◆ EXCERPT PROVIDED:
▬▬▬▬▬▬▬▬▬▬

The LabeledIn resource consists of an expert curated  and crowdsourced  components. Here we will discuss parsing these resources to extract indications.
Jesse Spaulding: For future reference it's probably better to wait until you have more to say here before you post this. The project's followers probably don't need to know what you are planning to post here (until you actually post it!) What do you think? And yes, 'draft mode' is coming soon!
Daniel Himmelstein: Hey Jesse, I was making a stub because one project member may be interested in posting and I thought this would simplify the process.
Question: I was under the impression that the workers assessed individual indications rather than all indications within a specific label. Therefore each drug–disease (RxNORM–UMLS) pair should have it's own majority vote. However, the data release appears to be listed in terms of labels rather than indications. Some labels have multiple UMLS diseases but only report the outcome of a single vote. Majority votes should be in terms of indications rather than labels, right?
Answer: You are right: each drug–disease (RxNORM–UMLS) pair should have it's own majority vote and majority votes should be in terms of indications rather than labels. The data is organized in this manner only (one entry = one drug-label/UMLSCUI pair). Each entry in the text file corresponds to one indication candidate (i.e. one disease UMLS-CUI) in a given drug label. The disease CUI is specified in the third field of the file. Also, as you have already noted that there for some entries with two CUIs in the third field. These correspond to composite mentions (e.g."Moderate to severe pain"). Our disease NER module detects two concepts for this phrase ("moderate +pain" and "severe pain") but we present this phrase as a single disease mention to the turkers and hence a single majority vote was computed for both UMLS-CUIs.
We are happy to answer more questions! - LabeledIn Team
Specifically, we extracted 1,335 indications from the expert data release and 1,516 indications from the crowdsourced data release. The two sets shared one indication, so merging the two resources resulted in 2850 = 1335 + 1516 - 1 indications.

▬▬▬▬▬▬▬▬▬▬

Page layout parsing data

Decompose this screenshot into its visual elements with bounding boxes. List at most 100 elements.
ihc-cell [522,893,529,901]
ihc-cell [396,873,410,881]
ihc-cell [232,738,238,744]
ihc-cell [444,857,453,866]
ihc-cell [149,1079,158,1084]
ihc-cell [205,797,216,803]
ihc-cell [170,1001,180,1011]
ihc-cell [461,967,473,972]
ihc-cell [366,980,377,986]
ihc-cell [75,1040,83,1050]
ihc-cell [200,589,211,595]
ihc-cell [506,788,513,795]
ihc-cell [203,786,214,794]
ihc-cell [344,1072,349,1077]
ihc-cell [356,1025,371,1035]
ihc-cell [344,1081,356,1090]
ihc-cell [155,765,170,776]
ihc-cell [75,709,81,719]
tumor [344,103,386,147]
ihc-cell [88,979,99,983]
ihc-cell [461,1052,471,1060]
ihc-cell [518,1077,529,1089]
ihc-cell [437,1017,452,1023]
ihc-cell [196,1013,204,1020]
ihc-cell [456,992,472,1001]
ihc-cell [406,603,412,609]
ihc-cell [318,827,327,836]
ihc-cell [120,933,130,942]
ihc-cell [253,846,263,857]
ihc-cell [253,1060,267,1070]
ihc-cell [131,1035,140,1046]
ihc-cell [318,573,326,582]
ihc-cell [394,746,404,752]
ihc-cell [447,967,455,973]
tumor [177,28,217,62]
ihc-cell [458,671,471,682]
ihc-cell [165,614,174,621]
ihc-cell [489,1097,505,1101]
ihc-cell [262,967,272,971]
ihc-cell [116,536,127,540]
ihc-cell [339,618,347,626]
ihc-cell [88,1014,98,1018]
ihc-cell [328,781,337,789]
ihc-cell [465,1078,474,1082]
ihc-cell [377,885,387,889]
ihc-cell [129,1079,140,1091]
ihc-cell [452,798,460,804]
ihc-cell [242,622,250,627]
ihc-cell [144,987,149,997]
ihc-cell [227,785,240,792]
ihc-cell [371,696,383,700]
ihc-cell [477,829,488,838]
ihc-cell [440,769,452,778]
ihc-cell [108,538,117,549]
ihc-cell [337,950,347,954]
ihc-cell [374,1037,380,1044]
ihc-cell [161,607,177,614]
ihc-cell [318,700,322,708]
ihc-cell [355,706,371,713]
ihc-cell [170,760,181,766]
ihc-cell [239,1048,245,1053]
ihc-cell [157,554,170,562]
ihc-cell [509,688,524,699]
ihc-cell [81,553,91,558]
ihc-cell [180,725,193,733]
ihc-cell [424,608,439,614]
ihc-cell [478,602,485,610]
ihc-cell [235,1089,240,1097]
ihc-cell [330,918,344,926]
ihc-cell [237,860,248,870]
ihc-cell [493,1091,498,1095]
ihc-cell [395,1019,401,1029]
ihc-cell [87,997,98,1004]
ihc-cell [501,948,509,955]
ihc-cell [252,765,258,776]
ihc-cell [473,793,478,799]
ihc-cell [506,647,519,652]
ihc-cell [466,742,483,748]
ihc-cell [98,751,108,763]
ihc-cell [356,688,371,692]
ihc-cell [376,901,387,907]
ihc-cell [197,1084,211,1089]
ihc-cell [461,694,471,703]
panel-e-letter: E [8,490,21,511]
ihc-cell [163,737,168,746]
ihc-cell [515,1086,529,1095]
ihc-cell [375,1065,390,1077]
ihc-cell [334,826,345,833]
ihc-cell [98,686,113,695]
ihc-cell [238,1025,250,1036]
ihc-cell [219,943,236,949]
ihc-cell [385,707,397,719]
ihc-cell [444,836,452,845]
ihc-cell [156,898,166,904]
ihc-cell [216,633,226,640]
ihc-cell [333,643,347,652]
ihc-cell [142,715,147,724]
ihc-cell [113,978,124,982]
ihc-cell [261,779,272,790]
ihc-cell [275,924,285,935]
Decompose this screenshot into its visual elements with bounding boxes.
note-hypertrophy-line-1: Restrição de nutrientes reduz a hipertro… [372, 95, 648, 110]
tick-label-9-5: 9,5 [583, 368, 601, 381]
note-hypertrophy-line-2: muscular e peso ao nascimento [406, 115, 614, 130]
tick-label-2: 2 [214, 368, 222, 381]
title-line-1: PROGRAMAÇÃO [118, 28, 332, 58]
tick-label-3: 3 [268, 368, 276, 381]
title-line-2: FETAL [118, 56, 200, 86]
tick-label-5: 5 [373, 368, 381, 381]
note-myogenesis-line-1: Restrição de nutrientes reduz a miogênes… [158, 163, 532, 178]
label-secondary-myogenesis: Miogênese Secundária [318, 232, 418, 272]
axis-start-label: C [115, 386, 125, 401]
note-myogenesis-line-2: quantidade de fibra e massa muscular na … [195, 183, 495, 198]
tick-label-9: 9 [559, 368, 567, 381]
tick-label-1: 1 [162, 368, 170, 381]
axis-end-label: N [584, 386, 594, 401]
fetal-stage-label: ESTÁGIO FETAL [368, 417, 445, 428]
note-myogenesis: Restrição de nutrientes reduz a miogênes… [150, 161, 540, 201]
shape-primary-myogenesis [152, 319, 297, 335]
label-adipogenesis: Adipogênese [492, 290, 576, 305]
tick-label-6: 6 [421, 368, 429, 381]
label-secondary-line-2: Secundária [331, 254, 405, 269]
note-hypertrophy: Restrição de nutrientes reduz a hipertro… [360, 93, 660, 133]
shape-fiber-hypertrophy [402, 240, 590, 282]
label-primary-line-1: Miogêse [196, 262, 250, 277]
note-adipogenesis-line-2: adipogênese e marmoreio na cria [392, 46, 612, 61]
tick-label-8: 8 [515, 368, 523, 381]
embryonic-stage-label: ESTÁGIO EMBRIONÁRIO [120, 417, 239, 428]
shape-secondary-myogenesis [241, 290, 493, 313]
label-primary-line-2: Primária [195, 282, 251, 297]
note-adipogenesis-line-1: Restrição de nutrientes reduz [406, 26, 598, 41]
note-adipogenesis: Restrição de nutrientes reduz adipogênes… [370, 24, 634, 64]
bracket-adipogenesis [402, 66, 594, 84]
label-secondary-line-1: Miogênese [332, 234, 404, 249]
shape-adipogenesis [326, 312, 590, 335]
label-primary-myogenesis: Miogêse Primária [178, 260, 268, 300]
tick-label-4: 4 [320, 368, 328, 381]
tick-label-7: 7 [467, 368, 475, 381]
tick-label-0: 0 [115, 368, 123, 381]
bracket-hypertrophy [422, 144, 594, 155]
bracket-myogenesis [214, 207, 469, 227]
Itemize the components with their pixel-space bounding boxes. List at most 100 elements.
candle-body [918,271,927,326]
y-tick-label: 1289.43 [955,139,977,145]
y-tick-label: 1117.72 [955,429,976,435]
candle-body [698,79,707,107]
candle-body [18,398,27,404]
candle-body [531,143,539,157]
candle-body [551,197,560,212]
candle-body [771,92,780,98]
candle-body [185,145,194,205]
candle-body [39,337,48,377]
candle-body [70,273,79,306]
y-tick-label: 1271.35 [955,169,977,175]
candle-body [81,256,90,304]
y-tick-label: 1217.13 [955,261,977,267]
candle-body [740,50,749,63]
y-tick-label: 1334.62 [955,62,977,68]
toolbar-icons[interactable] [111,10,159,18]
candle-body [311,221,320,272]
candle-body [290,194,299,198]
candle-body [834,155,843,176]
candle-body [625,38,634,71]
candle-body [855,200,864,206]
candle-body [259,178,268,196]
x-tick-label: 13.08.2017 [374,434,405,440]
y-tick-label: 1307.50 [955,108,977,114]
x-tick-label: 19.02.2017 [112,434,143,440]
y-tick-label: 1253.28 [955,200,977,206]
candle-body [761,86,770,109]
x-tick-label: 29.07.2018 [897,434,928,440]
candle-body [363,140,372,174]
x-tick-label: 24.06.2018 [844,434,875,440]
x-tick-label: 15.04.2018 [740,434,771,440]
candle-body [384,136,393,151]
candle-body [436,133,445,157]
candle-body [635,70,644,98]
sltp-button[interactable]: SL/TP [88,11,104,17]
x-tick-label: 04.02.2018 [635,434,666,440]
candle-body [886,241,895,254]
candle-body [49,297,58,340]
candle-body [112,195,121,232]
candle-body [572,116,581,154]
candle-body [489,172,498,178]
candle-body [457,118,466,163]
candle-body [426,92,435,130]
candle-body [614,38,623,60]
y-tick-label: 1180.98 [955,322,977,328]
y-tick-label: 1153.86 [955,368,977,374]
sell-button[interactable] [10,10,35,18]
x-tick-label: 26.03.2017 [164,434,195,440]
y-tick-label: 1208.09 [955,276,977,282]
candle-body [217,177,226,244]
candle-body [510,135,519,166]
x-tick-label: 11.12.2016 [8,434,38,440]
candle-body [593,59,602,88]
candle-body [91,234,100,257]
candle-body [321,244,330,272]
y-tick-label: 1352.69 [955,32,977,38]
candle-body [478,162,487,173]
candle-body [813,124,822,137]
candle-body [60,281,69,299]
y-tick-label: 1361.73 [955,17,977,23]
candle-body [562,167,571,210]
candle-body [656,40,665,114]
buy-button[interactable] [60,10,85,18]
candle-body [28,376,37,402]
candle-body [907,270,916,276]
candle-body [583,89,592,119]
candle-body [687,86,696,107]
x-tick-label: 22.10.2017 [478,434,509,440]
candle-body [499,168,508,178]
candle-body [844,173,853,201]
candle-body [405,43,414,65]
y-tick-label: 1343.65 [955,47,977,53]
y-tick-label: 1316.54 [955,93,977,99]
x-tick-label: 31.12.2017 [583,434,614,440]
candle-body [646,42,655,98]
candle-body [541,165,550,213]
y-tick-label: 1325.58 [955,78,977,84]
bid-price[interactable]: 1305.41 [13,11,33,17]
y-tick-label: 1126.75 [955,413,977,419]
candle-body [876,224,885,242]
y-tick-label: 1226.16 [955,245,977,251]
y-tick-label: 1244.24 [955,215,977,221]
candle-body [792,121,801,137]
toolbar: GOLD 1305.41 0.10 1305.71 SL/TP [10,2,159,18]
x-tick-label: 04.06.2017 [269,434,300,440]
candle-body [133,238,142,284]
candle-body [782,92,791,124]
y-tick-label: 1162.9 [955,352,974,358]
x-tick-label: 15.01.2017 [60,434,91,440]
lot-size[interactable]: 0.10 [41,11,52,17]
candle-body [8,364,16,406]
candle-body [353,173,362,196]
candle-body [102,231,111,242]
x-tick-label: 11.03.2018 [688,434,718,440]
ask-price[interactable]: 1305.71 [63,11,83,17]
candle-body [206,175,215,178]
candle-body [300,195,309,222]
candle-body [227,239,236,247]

▬▬▬▬▬▬▬▬▬▬

◆ USING THE INFORMATION:
1. Answer these questions about the LabeledIn discussion:
(a) Which field of the file specifies the disease CUI?
(b) How many indications were extracted from the expert data release?
(c) What phrase is given as an example of a composite mention?
2. Retype the stretch of the LabeledIn discussion from "Jesse Spaulding: For" through "simplify the process.".
3. Extend the LabeledIn discussion, beginning after its final sentence.

◆ ANSWERS GIVEN:
1.
(a) The third field.
(b) 1,335.
(c) "Moderate to severe pain"

2.
Jesse Spaulding: For future reference it's probably better to wait until you have more to say here before you post this. The project's followers probably don't need to know what you are planning to post here (until you actually post it!) What do you think? And yes, 'draft mode' is coming soon!
Daniel Himmelstein: Hey Jesse, I was making a stub because one project member may be interested in posting and I thought this would simplify the process.

3.
We calculated the total number of labels reporting each indication. For this task, we assumed study_drug_label_ID was consistent across the expert and crowdsourced datasets. If this assumption is wrong, the effect would be minimal, since the two releases report almost entirely disjoint sets of indications.
Daniel Himmelstein: @ritukhare, if you have a readily-available and exhaustive mapping of ingredient and disease identifiers to names, I could update my analysis with those names.
This is great. Thanks @dhimmel. There should be no confusion with the study_drug_label_ID between the two datasets: In expert-LabeledIn, the values are numbers and in crowd-LabeledIn, the values are concatenation of drug type and a number.
I don't have a readily available mapping of ingredient and disease identifiers to names. Please note that the it would be more appropriate to use the title of drug label (SPL) instead of ingredient name as the title will also contain the dose form information of the drug (and we found that indications may be different between two drugs having same ingredient but different dose form). However, it's your decision.
we found that indications may different between two drugs having same ingredient but different dose form
@ritukhare, interesting to hear that examples of repurposing frequently relied on different dose forms (and perhaps dosage levels as well). I think we would like to ignore this complexity. In other words, our predicted indications will not include dosage or dose form recommendations. I am comfortable leaving these details for the end users to investigate.